#### [WORK TO COMPLETE]
Below are the records. List every line holding the word "같으므로".

======== RECORDS PROVIDED ========

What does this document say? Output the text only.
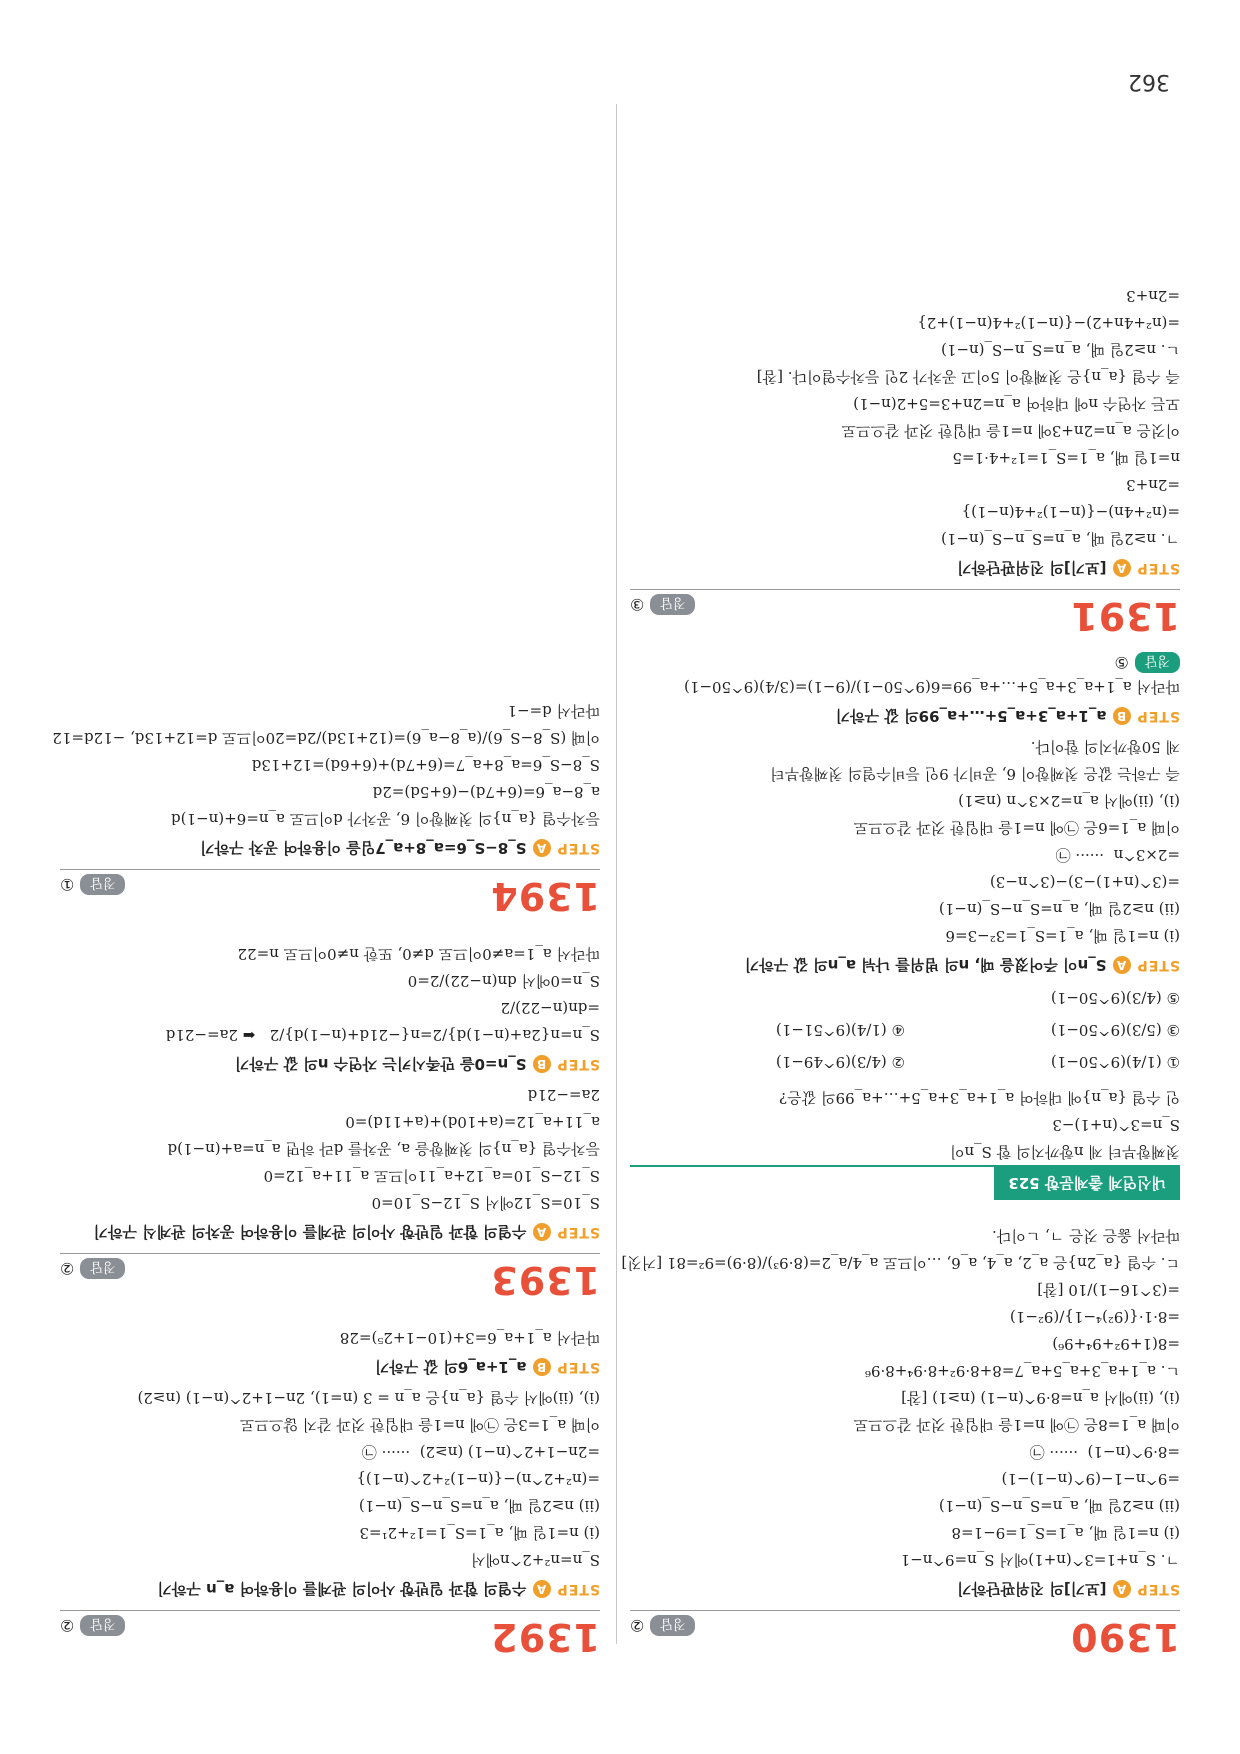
1390
정답
②
STEP
A
[보기]의 진위판단하기
ㄱ. S_n+1=3^(n+1)에서 S_n=9^n−1
(ⅰ) n=1일 때, a_1=S_1=9−1=8
(ⅱ) n≥2일 때, a_n=S_n−S_(n−1)
=9^n−1−(9^(n−1)−1)
=8·9^(n−1)  ······ ㉠
이때 a_1=8은 ㉠에 n=1을 대입한 것과 같으므로
(ⅰ), (ⅱ)에서 a_n=8·9^(n−1) (n≥1) [참]
ㄴ. a_1+a_3+a_5+a_7=8+8·9²+8·9⁴+8·9⁶
=8(1+9²+9⁴+9⁶)
=8·1·{(9²)⁴−1}/(9²−1)
=(3^16−1)/10 [참]
ㄷ. 수열 {a_2n}은 a_2, a_4, a_6, …이므로 a_4/a_2=(8·9³)/(8·9)=9²=81 [거짓]
따라서 옳은 것은 ㄱ, ㄴ이다.
내신연계 출제문항 523
첫째항부터 제 n항까지의 합 S_n이
S_n=3^(n+1)−3
인 수열 {a_n}에 대하여 a_1+a_3+a_5+…+a_99의 값은?
① (1/4)(9^50−1)
② (4/3)(9^49−1)
③ (5/3)(9^50−1)
④ (1/4)(9^51−1)
⑤ (4/3)(9^50−1)
STEP
A
S_n이 주어졌을 때, n의 범위를 나눠 a_n의 값 구하기
(ⅰ) n=1일 때, a_1=S_1=3²−3=6
(ⅱ) n≥2일 때, a_n=S_n−S_(n−1)
=(3^(n+1)−3)−(3^n−3)
=2×3^n  ······ ㉠
이때 a_1=6은 ㉠에 n=1을 대입한 것과 같으므로
(ⅰ), (ⅱ)에서 a_n=2×3^n (n≥1)
즉 구하는 값은 첫째항이 6, 공비가 9인 등비수열의 첫째항부터
제 50항까지의 합이다.
STEP
B
a_1+a_3+a_5+…+a_99의 값 구하기
따라서 a_1+a_3+a_5+…+a_99=6(9^50−1)/(9−1)=(3/4)(9^50−1)
정답
⑤
1391
정답
③
STEP
A
[보기]의 진위판단하기
ㄱ. n≥2일 때, a_n=S_n−S_(n−1)
=(n²+4n)−{(n−1)²+4(n−1)}
=2n+3
n=1일 때, a_1=S_1=1²+4·1=5
이것은 a_n=2n+3에 n=1을 대입한 것과 같으므로
모든 자연수 n에 대하여 a_n=2n+3=5+2(n−1)
즉 수열 {a_n}은 첫째항이 5이고 공차가 2인 등차수열이다. [참]
ㄴ. n≥2일 때, a_n=S_n−S_(n−1)
=(n²+4n+2)−{(n−1)²+4(n−1)+2}
=2n+3
1392
정답
②
STEP
A
수열의 합과 일반항 사이의 관계를 이용하여 a_n 구하기
S_n=n²+2^n에서
(ⅰ) n=1일 때, a_1=S_1=1²+2¹=3
(ⅱ) n≥2일 때, a_n=S_n−S_(n−1)
=(n²+2^n)−{(n−1)²+2^(n−1)}
=2n−1+2^(n−1) (n≥2)  ······ ㉠
이때 a_1=3은 ㉠에 n=1을 대입한 것과 같지 않으므로
(ⅰ), (ⅱ)에서 수열 {a_n}은 a_n = 3 (n=1), 2n−1+2^(n−1) (n≥2)
STEP
B
a_1+a_6의 값 구하기
따라서 a_1+a_6=3+(10−1+2⁵)=28
1393
정답
②
STEP
A
수열의 합과 일반항 사이의 관계를 이용하여 공차의 관계식 구하기
S_10=S_12에서 S_12−S_10=0
S_12−S_10=a_12+a_11이므로 a_11+a_12=0
등차수열 {a_n}의 첫째항을 a, 공차를 d라 하면 a_n=a+(n−1)d
a_11+a_12=(a+10d)+(a+11d)=0
2a=−21d
STEP
B
S_n=0을 만족시키는 자연수 n의 값 구하기
S_n=n{2a+(n−1)d}/2=n{−21d+(n−1)d}/2   ⬅ 2a=−21d
=dn(n−22)/2
S_n=0에서 dn(n−22)/2=0
따라서 a_1=a≠0이므로 d≠0, 또한 n≠0이므로 n=22
1394
정답
①
STEP
A
S_8−S_6=a_8+a_7임을 이용하여 공차 구하기
등차수열 {a_n}의 첫째항이 6, 공차가 d이므로 a_n=6+(n−1)d
a_8−a_6=(6+7d)−(6+5d)=2d
S_8−S_6=a_8+a_7=(6+7d)+(6+6d)=12+13d
이때 (S_8−S_6)/(a_8−a_6)=(12+13d)/2d=20이므로 d=12+13d, −12d=12
따라서 d=−1
362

========

#### [RESULT]
이때 a_1=8은 ㉠에 n=1을 대입한 것과 같으므로
이때 a_1=6은 ㉠에 n=1을 대입한 것과 같으므로
이것은 a_n=2n+3에 n=1을 대입한 것과 같으므로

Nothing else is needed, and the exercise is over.